== Exercise material ==

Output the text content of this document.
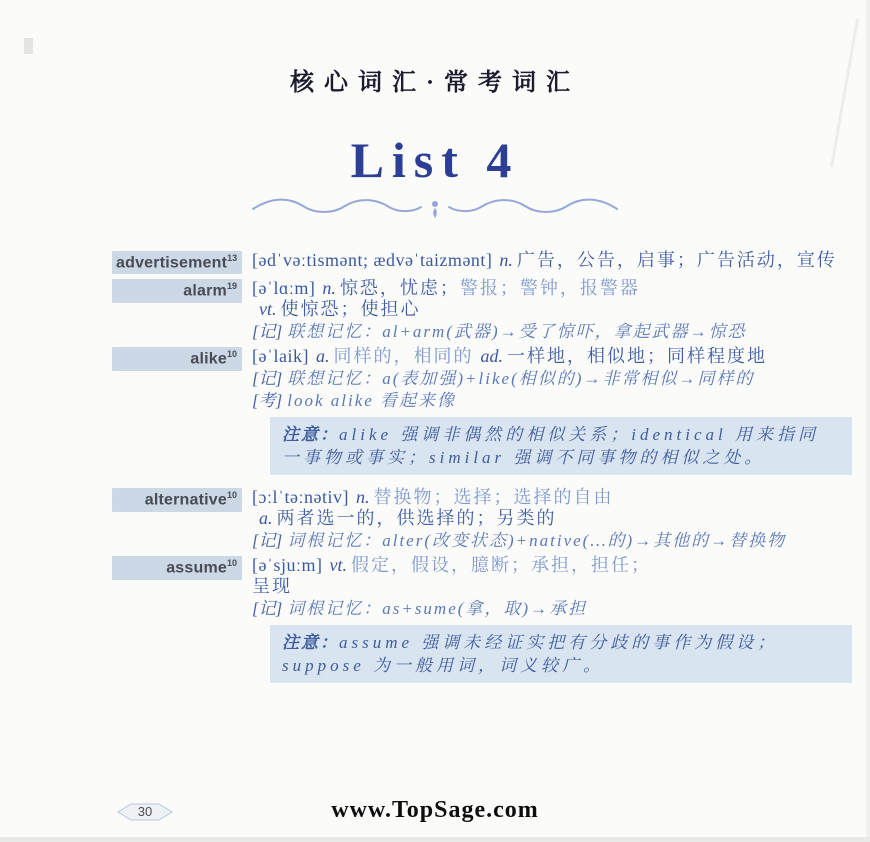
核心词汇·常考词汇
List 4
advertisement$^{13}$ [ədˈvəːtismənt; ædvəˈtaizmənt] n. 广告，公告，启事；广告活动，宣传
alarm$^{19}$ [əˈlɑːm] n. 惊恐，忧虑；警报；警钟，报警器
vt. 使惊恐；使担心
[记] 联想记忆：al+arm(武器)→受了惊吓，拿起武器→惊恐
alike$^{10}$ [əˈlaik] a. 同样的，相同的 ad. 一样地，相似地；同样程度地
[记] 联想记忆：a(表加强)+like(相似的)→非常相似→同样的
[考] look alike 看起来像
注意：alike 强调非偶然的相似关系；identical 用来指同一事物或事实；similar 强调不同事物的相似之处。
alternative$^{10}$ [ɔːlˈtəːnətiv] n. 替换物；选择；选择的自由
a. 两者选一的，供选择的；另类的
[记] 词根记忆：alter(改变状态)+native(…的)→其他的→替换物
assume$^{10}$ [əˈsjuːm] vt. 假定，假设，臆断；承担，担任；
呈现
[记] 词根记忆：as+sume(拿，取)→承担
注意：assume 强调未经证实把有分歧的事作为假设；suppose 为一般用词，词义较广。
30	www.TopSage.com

===

_Given instruction_
From the material above, reproduce everything verbatim except the pictures.

_Task response_
Output the text content of this document.
核心词汇·常考词汇
List 4
advertisement$^{13}$ [ədˈvəːtismənt; ædvəˈtaizmənt] n. 广告，公告，启事；广告活动，宣传
alarm$^{19}$ [əˈlɑːm] n. 惊恐，忧虑；警报；警钟，报警器
vt. 使惊恐；使担心
[记] 联想记忆：al+arm(武器)→受了惊吓，拿起武器→惊恐
alike$^{10}$ [əˈlaik] a. 同样的，相同的 ad. 一样地，相似地；同样程度地
[记] 联想记忆：a(表加强)+like(相似的)→非常相似→同样的
[考] look alike 看起来像
注意：alike 强调非偶然的相似关系；identical 用来指同一事物或事实；similar 强调不同事物的相似之处。
alternative$^{10}$ [ɔːlˈtəːnətiv] n. 替换物；选择；选择的自由
a. 两者选一的，供选择的；另类的
[记] 词根记忆：alter(改变状态)+native(…的)→其他的→替换物
assume$^{10}$ [əˈsjuːm] vt. 假定，假设，臆断；承担，担任；
呈现
[记] 词根记忆：as+sume(拿，取)→承担
注意：assume 强调未经证实把有分歧的事作为假设；suppose 为一般用词，词义较广。
30	www.TopSage.com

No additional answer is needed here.